Start THE RECORDS

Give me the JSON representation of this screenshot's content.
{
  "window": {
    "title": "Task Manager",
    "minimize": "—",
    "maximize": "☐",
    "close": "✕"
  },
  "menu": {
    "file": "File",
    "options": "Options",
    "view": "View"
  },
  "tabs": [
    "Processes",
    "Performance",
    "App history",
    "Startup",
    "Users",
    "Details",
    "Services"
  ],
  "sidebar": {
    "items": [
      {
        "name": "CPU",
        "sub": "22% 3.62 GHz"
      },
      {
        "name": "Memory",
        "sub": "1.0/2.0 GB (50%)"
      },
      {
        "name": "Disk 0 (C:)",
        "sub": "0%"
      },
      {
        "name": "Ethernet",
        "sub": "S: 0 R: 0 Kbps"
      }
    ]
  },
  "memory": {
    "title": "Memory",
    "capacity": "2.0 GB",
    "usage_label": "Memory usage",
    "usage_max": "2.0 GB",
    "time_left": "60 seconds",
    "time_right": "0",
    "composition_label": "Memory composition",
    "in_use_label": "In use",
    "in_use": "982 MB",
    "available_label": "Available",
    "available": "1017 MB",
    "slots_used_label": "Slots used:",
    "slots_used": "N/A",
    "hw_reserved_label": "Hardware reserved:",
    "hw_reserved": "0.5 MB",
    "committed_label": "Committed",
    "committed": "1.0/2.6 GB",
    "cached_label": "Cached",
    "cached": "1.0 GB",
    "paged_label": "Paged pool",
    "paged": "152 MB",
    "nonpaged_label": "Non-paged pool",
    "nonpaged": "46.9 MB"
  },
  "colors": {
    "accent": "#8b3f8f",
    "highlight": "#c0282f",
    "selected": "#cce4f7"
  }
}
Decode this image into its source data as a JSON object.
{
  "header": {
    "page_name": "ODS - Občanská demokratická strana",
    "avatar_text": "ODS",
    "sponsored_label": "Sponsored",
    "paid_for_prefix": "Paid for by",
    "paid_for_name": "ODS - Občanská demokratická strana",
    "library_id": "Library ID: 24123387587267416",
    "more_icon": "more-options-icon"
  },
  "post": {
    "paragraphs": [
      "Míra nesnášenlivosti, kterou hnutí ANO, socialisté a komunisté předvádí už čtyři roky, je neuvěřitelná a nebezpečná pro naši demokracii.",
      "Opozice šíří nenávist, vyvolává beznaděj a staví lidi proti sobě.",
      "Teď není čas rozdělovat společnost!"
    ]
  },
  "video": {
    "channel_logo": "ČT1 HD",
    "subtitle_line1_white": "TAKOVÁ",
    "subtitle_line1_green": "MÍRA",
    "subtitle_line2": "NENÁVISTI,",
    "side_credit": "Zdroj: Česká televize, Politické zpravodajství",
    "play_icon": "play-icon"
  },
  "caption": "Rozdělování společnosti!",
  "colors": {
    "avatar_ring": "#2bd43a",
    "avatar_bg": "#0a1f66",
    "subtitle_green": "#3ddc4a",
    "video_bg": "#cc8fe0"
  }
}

End THE RECORDS

**TO BE DONE**. All lines that include "this" are to be gathered and copied.

**EXERCISE ANSWER**.
Give me the JSON representation of this screenshot's content.
Decode this image into its source data as a JSON object.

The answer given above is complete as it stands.